## start Exercise input

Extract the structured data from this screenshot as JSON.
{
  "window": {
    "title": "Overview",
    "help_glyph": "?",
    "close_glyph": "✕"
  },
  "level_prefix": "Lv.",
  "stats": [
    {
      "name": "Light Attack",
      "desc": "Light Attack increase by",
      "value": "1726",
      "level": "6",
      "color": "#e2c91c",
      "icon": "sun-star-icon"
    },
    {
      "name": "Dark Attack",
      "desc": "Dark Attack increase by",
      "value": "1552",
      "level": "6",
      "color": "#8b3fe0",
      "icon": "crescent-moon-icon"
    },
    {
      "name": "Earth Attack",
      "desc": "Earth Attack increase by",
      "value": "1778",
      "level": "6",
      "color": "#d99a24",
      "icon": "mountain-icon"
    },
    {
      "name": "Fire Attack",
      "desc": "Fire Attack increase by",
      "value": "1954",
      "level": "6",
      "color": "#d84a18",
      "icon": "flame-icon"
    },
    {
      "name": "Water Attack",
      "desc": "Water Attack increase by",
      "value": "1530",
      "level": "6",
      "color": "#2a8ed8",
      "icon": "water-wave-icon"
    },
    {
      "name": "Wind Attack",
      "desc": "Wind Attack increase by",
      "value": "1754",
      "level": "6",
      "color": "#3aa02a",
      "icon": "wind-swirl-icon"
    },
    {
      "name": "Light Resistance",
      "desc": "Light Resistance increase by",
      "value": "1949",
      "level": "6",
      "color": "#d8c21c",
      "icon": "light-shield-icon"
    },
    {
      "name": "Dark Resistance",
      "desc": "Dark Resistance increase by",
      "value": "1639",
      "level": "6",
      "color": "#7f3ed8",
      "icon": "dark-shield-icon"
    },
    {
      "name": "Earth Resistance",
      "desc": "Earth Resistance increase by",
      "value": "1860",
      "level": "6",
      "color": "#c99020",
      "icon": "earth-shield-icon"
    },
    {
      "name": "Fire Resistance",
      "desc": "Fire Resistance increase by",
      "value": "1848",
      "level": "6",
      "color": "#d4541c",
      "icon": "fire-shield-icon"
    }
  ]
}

## end Exercise input

> _What the exercise asks_:
Take the data above and return it exactly.

> _Written reply_:
Extract the structured data from this screenshot as JSON.
{
  "window": {
    "title": "Overview",
    "help_glyph": "?",
    "close_glyph": "✕"
  },
  "level_prefix": "Lv.",
  "stats": [
    {
      "name": "Light Attack",
      "desc": "Light Attack increase by",
      "value": "1726",
      "level": "6",
      "color": "#e2c91c",
      "icon": "sun-star-icon"
    },
    {
      "name": "Dark Attack",
      "desc": "Dark Attack increase by",
      "value": "1552",
      "level": "6",
      "color": "#8b3fe0",
      "icon": "crescent-moon-icon"
    },
    {
      "name": "Earth Attack",
      "desc": "Earth Attack increase by",
      "value": "1778",
      "level": "6",
      "color": "#d99a24",
      "icon": "mountain-icon"
    },
    {
      "name": "Fire Attack",
      "desc": "Fire Attack increase by",
      "value": "1954",
      "level": "6",
      "color": "#d84a18",
      "icon": "flame-icon"
    },
    {
      "name": "Water Attack",
      "desc": "Water Attack increase by",
      "value": "1530",
      "level": "6",
      "color": "#2a8ed8",
      "icon": "water-wave-icon"
    },
    {
      "name": "Wind Attack",
      "desc": "Wind Attack increase by",
      "value": "1754",
      "level": "6",
      "color": "#3aa02a",
      "icon": "wind-swirl-icon"
    },
    {
      "name": "Light Resistance",
      "desc": "Light Resistance increase by",
      "value": "1949",
      "level": "6",
      "color": "#d8c21c",
      "icon": "light-shield-icon"
    },
    {
      "name": "Dark Resistance",
      "desc": "Dark Resistance increase by",
      "value": "1639",
      "level": "6",
      "color": "#7f3ed8",
      "icon": "dark-shield-icon"
    },
    {
      "name": "Earth Resistance",
      "desc": "Earth Resistance increase by",
      "value": "1860",
      "level": "6",
      "color": "#c99020",
      "icon": "earth-shield-icon"
    },
    {
      "name": "Fire Resistance",
      "desc": "Fire Resistance increase by",
      "value": "1848",
      "level": "6",
      "color": "#d4541c",
      "icon": "fire-shield-icon"
    }
  ]
}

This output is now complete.